──────── THE DATA

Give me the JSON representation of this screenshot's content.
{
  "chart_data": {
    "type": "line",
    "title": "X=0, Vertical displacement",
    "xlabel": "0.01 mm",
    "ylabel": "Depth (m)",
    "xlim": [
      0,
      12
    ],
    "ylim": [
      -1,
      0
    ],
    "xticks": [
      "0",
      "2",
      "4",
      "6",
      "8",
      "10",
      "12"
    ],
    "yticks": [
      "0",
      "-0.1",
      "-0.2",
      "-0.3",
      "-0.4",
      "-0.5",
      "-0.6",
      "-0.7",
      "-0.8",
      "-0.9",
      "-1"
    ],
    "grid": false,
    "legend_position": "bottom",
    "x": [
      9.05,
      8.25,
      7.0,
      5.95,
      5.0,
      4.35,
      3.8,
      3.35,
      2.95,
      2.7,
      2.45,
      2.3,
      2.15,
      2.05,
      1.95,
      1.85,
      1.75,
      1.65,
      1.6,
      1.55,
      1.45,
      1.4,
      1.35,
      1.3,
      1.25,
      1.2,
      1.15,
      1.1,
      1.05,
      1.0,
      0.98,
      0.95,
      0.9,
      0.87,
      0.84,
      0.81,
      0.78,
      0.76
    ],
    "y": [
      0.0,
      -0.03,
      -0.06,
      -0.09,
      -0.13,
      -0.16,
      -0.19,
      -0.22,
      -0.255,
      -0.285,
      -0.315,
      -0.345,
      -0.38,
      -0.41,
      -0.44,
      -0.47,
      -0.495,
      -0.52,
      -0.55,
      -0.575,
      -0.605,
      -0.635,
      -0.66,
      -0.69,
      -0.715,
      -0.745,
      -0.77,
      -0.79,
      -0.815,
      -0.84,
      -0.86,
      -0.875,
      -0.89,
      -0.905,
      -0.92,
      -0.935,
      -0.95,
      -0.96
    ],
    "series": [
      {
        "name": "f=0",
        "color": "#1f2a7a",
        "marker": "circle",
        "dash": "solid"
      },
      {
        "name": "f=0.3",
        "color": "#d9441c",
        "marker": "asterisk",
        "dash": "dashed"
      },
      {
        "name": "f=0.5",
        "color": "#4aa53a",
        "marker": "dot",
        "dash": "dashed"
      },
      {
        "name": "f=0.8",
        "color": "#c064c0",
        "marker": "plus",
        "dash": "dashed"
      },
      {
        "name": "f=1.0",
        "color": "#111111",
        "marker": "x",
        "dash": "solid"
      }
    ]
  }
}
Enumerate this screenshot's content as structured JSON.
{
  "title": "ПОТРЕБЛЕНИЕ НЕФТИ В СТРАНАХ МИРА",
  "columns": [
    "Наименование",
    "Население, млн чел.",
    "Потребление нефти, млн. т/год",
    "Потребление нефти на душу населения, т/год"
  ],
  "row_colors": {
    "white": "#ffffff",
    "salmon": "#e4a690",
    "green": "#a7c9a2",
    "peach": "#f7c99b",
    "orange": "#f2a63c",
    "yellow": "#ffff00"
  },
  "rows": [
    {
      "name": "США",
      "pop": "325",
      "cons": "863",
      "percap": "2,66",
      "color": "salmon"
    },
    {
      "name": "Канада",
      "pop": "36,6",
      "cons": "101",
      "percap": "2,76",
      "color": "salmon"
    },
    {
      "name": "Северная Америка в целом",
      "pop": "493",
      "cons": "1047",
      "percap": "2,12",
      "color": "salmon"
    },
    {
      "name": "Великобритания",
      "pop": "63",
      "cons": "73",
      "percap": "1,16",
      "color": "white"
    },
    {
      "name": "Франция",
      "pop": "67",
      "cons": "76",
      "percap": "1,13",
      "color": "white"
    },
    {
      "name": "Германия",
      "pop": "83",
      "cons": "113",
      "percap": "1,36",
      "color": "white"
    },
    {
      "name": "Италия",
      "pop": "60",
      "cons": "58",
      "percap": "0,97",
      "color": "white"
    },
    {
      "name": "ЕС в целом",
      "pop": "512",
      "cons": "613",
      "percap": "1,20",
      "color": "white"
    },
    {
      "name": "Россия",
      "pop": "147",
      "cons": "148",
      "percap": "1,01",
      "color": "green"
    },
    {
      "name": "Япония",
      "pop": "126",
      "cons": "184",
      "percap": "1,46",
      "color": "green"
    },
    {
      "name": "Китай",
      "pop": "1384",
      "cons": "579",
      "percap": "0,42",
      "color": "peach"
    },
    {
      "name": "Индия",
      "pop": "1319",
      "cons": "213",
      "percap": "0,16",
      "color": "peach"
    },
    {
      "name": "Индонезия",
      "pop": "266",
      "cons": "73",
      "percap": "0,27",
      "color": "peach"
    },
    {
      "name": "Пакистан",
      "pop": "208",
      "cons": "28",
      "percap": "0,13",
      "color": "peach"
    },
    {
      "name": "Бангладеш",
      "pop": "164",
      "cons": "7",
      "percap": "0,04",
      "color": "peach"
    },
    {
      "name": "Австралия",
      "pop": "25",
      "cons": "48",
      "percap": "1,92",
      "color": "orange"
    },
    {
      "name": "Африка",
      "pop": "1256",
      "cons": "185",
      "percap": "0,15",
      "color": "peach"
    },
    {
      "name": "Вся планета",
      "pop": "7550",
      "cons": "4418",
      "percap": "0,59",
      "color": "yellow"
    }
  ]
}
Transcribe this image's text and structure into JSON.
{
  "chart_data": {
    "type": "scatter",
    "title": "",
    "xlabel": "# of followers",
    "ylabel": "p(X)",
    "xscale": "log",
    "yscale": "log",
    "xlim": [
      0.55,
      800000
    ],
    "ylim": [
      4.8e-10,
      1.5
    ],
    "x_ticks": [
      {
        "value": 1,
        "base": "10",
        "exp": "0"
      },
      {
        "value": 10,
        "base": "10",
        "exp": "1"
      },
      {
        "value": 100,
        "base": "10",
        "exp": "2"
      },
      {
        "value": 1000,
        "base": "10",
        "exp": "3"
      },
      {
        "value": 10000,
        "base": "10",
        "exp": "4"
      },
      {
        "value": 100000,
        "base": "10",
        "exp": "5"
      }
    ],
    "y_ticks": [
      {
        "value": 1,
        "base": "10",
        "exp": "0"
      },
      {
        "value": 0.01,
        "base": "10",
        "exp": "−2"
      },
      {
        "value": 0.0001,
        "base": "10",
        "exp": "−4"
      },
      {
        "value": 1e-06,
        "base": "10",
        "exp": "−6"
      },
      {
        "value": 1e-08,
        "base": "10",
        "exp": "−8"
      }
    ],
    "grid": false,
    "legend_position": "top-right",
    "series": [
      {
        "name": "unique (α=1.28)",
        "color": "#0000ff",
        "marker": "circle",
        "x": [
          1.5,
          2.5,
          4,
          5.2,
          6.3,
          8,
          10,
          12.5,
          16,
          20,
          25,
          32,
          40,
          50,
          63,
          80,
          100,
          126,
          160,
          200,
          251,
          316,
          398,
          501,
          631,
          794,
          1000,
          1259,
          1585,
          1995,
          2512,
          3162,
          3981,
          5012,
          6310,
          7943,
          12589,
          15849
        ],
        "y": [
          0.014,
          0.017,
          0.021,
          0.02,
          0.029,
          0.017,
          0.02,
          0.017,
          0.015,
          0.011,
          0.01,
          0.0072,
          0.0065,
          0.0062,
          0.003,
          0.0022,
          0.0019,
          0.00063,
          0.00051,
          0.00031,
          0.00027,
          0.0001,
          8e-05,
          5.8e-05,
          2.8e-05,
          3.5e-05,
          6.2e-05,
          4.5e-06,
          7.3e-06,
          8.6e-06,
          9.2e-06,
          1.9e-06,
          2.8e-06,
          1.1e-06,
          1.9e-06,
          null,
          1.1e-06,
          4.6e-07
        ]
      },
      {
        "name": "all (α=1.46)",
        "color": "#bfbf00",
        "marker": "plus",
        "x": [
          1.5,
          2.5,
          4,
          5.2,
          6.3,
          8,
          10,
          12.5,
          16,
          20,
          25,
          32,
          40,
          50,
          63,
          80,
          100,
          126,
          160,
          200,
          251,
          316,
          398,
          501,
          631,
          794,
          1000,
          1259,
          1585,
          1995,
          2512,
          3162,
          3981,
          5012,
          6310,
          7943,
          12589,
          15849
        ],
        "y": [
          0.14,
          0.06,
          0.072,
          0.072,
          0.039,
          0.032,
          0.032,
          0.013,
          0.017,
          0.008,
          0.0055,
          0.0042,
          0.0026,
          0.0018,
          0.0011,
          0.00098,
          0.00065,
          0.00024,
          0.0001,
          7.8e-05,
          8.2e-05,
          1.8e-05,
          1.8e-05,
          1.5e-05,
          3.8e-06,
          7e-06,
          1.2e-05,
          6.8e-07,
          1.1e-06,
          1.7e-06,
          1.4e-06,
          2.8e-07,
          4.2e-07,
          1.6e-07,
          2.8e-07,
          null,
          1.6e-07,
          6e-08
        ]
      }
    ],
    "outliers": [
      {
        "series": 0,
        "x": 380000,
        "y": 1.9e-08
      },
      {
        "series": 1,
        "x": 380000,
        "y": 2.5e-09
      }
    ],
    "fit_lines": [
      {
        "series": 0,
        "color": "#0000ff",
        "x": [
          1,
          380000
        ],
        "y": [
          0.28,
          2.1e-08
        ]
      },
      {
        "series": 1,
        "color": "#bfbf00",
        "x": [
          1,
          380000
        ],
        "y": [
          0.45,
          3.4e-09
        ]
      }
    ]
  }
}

────────────────

DIRECTIONS:
Identify the lines that hold the word "this". Copy every one of them.

RESPONSE TO THE TASK:
Give me the JSON representation of this screenshot's content.
Enumerate this screenshot's content as structured JSON.
Transcribe this image's text and structure into JSON.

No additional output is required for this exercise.